What the task requires: Only the number is wanted: how many lines hold the word "MODELADORA"?

==============================

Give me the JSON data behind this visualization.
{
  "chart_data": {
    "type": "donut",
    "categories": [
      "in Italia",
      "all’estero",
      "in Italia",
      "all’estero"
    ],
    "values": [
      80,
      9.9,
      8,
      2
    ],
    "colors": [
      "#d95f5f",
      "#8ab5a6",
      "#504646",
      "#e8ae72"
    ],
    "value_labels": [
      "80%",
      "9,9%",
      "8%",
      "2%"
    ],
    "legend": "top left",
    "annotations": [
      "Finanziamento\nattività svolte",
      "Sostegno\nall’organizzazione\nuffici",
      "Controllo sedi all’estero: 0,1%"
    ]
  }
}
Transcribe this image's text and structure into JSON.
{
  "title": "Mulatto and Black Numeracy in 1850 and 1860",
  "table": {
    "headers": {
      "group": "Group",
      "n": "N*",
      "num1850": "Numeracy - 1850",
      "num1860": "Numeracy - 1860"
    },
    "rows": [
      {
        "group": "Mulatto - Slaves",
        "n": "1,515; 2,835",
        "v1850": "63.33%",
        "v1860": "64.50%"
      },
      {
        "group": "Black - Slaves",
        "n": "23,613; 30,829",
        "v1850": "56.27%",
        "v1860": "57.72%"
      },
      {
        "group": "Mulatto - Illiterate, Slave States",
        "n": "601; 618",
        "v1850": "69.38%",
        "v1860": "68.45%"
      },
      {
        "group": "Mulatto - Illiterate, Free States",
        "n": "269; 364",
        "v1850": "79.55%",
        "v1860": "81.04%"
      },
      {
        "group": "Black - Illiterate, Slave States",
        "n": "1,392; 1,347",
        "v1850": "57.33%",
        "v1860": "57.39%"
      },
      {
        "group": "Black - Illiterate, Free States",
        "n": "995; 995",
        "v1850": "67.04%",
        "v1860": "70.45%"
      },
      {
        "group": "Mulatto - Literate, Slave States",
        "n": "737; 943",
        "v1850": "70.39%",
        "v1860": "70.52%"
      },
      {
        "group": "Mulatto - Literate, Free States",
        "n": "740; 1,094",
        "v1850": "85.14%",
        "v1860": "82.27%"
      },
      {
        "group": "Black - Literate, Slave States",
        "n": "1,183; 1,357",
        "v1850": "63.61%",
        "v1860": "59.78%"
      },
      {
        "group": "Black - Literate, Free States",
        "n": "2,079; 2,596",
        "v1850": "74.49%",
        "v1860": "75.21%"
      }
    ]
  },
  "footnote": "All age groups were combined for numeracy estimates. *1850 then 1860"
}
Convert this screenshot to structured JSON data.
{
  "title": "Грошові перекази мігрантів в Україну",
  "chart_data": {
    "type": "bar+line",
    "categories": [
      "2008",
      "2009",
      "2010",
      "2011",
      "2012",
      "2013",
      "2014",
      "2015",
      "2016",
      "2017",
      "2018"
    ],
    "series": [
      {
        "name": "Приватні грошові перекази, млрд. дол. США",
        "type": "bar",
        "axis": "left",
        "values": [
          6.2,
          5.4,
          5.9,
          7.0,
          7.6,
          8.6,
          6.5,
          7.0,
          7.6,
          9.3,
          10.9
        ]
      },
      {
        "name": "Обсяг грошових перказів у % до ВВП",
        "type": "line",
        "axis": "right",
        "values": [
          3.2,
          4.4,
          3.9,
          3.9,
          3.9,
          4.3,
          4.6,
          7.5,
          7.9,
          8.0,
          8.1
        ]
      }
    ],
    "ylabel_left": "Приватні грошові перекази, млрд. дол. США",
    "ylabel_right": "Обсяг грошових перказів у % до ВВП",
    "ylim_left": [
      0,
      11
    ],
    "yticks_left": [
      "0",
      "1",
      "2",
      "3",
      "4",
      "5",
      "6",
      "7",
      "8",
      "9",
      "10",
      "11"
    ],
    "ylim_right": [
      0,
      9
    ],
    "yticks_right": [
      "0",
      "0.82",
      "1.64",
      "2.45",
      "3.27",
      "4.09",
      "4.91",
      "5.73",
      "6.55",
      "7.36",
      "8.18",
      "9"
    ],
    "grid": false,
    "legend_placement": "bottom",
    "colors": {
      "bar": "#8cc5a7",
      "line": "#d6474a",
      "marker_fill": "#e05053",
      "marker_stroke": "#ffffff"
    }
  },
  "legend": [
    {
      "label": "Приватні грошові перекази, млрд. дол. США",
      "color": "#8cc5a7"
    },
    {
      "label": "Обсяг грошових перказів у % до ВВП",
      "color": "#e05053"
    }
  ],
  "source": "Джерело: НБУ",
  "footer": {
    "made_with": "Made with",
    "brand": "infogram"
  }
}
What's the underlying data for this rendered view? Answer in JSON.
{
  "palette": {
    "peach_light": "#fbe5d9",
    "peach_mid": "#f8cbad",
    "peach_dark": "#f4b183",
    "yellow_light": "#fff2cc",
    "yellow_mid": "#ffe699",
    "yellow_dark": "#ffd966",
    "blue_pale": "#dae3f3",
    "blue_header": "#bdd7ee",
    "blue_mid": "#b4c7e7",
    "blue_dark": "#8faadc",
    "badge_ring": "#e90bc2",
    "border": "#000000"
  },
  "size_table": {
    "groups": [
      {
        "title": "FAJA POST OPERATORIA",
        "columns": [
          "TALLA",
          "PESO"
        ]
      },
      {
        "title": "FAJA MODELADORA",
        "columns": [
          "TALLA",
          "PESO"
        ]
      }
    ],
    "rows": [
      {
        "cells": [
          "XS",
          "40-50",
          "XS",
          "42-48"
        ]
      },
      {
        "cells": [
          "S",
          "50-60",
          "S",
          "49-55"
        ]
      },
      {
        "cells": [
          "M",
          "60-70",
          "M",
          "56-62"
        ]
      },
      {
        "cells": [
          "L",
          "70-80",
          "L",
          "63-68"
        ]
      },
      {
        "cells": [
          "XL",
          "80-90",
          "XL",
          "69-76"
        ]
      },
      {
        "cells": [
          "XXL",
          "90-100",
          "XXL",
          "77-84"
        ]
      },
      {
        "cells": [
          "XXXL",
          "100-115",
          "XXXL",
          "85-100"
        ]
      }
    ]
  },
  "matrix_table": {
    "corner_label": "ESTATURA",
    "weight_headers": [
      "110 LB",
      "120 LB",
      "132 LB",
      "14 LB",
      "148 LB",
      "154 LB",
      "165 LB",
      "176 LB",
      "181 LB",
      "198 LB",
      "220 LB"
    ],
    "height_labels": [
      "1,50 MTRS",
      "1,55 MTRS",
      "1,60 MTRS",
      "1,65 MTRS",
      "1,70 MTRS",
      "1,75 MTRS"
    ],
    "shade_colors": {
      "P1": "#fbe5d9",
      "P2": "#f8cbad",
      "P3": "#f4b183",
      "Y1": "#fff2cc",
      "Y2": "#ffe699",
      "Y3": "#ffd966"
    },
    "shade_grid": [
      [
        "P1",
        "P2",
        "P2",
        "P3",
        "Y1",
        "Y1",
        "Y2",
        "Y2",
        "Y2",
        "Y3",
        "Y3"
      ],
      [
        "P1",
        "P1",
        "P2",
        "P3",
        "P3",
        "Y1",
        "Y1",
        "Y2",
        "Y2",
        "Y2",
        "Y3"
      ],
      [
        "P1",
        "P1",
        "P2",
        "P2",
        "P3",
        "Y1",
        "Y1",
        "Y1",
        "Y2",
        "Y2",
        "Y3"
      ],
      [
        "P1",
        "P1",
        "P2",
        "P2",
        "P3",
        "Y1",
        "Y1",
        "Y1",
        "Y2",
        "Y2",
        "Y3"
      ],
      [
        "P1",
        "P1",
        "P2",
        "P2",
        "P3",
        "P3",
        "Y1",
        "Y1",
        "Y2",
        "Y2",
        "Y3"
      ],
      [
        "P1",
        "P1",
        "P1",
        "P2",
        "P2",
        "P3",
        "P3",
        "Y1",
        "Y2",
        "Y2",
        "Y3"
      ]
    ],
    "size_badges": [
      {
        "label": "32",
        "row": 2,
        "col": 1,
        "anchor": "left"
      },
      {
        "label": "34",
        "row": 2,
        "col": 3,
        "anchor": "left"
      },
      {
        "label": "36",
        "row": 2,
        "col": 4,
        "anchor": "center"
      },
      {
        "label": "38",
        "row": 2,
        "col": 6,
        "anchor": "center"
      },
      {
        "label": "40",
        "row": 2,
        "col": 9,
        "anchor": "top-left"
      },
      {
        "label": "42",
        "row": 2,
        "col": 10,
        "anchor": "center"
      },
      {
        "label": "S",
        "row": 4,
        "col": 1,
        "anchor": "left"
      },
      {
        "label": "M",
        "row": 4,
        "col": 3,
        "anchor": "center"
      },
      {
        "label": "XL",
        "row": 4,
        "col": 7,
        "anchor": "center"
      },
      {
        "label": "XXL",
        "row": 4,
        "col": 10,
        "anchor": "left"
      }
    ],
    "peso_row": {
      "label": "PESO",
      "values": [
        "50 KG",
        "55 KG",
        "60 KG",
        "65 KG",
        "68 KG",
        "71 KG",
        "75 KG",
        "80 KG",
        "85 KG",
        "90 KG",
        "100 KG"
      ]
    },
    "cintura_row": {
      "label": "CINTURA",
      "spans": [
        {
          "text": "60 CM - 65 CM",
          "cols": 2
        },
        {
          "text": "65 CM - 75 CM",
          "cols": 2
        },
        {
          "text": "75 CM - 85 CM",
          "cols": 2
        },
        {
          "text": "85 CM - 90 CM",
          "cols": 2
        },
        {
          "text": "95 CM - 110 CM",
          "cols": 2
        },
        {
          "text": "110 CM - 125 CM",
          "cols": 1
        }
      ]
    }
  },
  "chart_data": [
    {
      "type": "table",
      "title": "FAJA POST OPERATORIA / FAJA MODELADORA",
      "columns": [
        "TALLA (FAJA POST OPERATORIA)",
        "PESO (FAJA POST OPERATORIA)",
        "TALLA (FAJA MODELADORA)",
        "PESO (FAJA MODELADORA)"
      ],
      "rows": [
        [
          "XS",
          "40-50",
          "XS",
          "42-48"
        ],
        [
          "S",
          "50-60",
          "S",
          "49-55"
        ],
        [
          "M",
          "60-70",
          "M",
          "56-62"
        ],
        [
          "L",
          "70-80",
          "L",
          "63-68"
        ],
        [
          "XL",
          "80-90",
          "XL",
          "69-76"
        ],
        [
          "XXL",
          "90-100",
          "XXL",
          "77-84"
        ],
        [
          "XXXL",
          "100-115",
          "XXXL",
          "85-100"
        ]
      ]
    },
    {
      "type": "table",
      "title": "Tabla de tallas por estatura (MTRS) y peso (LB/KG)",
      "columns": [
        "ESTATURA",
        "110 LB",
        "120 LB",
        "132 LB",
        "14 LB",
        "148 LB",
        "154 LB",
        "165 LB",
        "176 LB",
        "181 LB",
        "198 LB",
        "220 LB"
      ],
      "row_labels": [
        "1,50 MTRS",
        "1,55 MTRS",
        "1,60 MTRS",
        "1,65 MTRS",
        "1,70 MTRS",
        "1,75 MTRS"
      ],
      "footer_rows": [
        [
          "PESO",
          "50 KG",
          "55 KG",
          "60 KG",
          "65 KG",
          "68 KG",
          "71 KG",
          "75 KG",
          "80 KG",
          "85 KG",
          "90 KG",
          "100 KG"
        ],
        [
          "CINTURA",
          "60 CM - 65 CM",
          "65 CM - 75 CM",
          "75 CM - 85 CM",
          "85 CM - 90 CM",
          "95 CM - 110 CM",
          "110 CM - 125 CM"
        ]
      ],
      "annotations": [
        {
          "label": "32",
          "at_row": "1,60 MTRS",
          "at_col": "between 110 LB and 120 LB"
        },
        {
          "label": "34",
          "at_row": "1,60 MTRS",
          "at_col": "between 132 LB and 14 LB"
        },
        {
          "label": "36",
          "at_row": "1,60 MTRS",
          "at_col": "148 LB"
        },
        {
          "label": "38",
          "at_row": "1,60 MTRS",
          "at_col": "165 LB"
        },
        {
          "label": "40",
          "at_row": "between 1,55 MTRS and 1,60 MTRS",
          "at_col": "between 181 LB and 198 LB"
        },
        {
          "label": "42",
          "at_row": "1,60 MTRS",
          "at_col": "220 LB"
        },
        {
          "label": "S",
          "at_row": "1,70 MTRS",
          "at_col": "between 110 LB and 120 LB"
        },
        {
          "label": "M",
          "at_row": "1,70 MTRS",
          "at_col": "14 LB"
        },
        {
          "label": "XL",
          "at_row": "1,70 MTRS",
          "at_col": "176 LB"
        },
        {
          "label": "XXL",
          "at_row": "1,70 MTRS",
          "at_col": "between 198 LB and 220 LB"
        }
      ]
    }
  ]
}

==============================

Complete output: 4